Se souvenir des tournesols
France, 2024
Titre original : –
Réalisateurs : Sandrine Mercier et Juan Gordillo Hidalgo
Scénario : Sandrine Mercier et Juan Gordillo Hidalgo
Distributeur : –
Genre : Documentaire
Durée : 1h27
Date de sortie : –
3/5
Venez vivre à la campagne, c’est merveilleux ! S’il disposait de moins de qualités cinématographiques indéniables, ce documentaire pourrait passer pour de la publicité à peine larvée en faveur d’un style de vie bucolique. Or, c’est au contraire la grande liberté de ton qui rend Se souvenir des tournesols si frais et désarmant. Présenté en avant-première mondiale au Festival d’Albi, le film de Sandrine Mercier et Juan Gordillo Hidalgo part très vite du postulat du retour aux sources – et tant mieux aurait-on envie de dire ! – pour inverser la direction et évoquer plutôt les jeunes qui désertent en masse le Gers. Ils ne le font pas par plaisir, mais par la nécessité de poursuivre des études, ne serait-ce qu’à quelques kilomètres de là, à Pau ou à Toulouse.
Au lieu de se positionner sur le filon du chant de cygne nostalgique, voire funeste, le documentaire privilégie une approche infiniment plus festive. En effet, la bonne humeur paraît être omniprésente parmi les jeunes filles de province et dans leur environnement apaisé. Ce qui relève bien sûr de la demi-vérité. En même temps, le cinéma d’hier et d’aujourd’hui a tellement tendance à dépeindre le monde dans des couleurs sombres et désespérantes que cela nous change en bien de pouvoir considérer pour une fois le verre à moitié plein.
Rares y sont ainsi les observations plus proches des dures réalités de la vie, à peine effleurées lors du constat que les agriculteurs avaient jadis davantage les coudées franches ou qu’un des piliers de la communauté musicale du village aurait éventuellement pu se faire soigner mieux, s’il avait vécu en ville. Or, ce sont là au mieux de vagues ombres passagères sur le tableau lumineux d’une vie campagnarde dépourvue de complexes.
Synopsis : Un été dans le Gers, la saison où les villages sont en fête. Alors que la réalisatrice Sandrine Mercier revient dans la région de son enfance, elle rencontre Anaïs, une jeune femme qui va passer bientôt son bac, qui rêve de faire des études d’espagnol et de travailler plus tard dans la mode. Pour l’instant, au cours des derniers mois avant son départ de chez ses parents, son quotidien de flûtiste amateur est rythmé par les répétitions de sa fanfare et ses participations aux fêtes locales. Si elle ne gagne pas un peu d’argent en faisant les vendanges.

......

> **CONSIGNE DONNÉE A**
Recopiez à l'identique les lignes des enregistrements, du début de ceux-ci jusqu'à la ligne contenant "help-link[interactable]: Help bbox=[1142, 160, 1171, 176]", bornes incluses.
La critique du documentaire et les enregistrements forment deux ensembles indépendants l'un de l'autre.

> **EXTRAITS D'ENREGISTREMENTS**
......

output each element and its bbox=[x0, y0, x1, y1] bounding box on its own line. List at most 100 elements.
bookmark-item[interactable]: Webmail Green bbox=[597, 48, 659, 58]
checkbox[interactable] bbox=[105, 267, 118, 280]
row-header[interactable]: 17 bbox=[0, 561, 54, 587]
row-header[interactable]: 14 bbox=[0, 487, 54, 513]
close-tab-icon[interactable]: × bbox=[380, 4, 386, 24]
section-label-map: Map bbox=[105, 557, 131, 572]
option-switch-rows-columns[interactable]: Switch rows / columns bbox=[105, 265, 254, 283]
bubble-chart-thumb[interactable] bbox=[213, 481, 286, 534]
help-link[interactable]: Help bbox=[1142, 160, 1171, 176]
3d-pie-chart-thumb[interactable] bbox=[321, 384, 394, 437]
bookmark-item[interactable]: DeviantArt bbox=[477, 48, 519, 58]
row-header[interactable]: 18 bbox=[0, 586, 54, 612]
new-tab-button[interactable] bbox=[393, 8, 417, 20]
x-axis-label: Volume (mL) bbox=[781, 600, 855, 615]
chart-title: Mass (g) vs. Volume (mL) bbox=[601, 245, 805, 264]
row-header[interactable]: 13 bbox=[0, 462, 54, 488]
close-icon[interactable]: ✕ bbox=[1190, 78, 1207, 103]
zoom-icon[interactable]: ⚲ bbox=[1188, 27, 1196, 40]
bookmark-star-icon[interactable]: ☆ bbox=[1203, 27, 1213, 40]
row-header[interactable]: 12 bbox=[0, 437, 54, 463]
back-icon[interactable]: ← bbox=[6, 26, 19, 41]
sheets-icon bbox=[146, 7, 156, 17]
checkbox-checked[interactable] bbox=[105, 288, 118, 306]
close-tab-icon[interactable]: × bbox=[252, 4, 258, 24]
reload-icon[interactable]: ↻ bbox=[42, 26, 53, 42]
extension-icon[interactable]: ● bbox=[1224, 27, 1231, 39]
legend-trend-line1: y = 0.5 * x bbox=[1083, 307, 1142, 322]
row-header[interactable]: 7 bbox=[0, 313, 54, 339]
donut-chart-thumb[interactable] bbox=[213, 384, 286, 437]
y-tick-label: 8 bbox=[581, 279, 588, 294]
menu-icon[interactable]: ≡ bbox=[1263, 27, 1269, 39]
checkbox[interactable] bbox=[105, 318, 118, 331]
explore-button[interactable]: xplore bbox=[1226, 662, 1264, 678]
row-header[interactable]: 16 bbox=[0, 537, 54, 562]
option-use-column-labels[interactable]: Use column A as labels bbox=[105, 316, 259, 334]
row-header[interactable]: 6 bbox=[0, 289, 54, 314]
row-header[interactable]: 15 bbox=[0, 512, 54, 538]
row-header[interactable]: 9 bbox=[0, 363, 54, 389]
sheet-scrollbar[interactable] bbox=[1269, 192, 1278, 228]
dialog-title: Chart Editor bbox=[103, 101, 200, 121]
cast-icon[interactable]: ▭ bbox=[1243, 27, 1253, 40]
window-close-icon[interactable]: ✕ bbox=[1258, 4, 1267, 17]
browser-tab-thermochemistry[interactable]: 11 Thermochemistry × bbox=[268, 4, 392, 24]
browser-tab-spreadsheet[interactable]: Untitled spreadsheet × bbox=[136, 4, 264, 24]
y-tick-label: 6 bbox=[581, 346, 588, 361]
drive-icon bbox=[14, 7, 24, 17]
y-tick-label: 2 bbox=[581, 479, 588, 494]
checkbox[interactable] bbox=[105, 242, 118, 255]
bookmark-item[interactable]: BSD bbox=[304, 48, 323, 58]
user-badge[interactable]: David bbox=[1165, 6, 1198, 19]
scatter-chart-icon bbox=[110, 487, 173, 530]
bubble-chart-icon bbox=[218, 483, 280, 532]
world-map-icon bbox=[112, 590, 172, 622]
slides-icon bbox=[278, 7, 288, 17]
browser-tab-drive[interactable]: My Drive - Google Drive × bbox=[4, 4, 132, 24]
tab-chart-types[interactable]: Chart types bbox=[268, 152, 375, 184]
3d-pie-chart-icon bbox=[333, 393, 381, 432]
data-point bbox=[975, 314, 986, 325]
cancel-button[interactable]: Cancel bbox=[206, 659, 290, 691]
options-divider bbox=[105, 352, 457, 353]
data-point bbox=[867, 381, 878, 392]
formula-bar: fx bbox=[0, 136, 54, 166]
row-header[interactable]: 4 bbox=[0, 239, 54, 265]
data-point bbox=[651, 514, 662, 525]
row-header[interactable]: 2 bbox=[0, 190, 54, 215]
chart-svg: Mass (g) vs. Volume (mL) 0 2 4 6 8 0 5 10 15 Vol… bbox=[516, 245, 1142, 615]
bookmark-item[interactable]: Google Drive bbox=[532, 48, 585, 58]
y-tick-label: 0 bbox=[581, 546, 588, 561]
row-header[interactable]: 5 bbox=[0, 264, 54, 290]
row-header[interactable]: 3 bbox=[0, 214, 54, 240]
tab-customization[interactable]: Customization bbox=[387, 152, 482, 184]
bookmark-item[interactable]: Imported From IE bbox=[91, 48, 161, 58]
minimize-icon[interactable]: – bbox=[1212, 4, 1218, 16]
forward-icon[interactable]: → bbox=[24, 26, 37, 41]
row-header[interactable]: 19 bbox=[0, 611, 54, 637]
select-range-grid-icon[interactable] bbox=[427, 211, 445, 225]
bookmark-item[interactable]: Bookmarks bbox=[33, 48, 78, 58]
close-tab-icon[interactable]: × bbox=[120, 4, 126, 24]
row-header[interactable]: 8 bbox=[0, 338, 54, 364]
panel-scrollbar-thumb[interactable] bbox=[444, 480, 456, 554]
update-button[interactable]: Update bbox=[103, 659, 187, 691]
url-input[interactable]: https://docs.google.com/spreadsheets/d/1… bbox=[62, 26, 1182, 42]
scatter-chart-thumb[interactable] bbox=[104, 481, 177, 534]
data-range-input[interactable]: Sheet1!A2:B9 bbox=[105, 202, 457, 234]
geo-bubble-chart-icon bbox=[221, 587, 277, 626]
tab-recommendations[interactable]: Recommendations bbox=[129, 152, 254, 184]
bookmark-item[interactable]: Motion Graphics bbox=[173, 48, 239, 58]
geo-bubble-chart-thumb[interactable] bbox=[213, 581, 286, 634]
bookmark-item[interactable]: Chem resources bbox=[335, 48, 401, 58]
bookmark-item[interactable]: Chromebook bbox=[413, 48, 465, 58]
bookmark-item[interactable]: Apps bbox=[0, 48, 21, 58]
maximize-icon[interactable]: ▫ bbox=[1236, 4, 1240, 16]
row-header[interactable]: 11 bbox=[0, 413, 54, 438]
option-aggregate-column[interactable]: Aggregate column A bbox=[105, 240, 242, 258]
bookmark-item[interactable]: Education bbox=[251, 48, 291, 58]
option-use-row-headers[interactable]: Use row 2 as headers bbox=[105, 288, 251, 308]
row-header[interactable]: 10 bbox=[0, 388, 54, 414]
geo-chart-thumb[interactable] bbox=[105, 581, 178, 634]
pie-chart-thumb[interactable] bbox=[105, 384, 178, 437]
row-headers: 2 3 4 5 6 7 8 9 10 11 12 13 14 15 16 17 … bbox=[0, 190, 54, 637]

......

> **CONSIGNE DONNÉE B**
Poursuivez la critique du documentaire en reprenant après sa dernière phrase.

> **RÉPONSE RÉDIGÉE A**
output each element and its bbox=[x0, y0, x1, y1] bounding box on its own line. List at most 100 elements.
bookmark-item[interactable]: Webmail Green bbox=[597, 48, 659, 58]
checkbox[interactable] bbox=[105, 267, 118, 280]
row-header[interactable]: 17 bbox=[0, 561, 54, 587]
row-header[interactable]: 14 bbox=[0, 487, 54, 513]
close-tab-icon[interactable]: × bbox=[380, 4, 386, 24]
section-label-map: Map bbox=[105, 557, 131, 572]
option-switch-rows-columns[interactable]: Switch rows / columns bbox=[105, 265, 254, 283]
bubble-chart-thumb[interactable] bbox=[213, 481, 286, 534]
help-link[interactable]: Help bbox=[1142, 160, 1171, 176]

> **RÉPONSE RÉDIGÉE B**
Parfum de poule
Au cours des premières minutes de Se souvenir des tournesols, de belles images de la campagne gersoise entrent en contraste et d’une certaine manière en conflit avec la voix off, qui cherche à positionner le documentaire sur le terrain du récit autobiographique. Sur le thème de l’exode personnel, la réalisatrice Sandrine Mercier évoque alors ses propres souvenirs d’enfance, films de famille en super 8 à l’appui. Heureusement, ce cadre formel aussi restrictif que conventionnel est rapidement abandonné.
D’ailleurs, pourquoi l’avoir choisi pour commencer, puisque la narration n’y revient que très sporadiquement vers la fin ? Sans doute pour établir le lien avec le vécu au présent d’Anaïs, dont la présentation s’opère progressivement, sans jamais forcer le trait. La transmission des informations se fait dès lors en toute liberté, presqu’en passant, mais en s’assurant bel et bien que le propos du documentaire demeure intact.
Lequel est-il précisément ? De colporter avec une bienveillance sans borne l’innocence propre à la campagne. Attention, aucun manichéisme calculateur est à l’œuvre au cours de l’heure et demie que les réalisateurs nous font faire le tour des champs et des fêtes de village ! Avec certes un recours très légèrement abusif aux plans de drone, histoire de souligner la belle symétrie des exploitations agricoles. Sinon, tout n’y est que contemplation sereine et discours à peine inquiet sur l’opposition, plus redoutée que prouvée, entre la quiétude à la campagne et le stress de la grande ville. Cette dernière, on n’y pénètre qu’à la fin, quand Anaïs prend possession de son logement d’étudiant. Les bruits y sont différents, soit, mais le regard cinématographique permet de tirer un vestige de beauté de cette perspective urbaine largement bouchée.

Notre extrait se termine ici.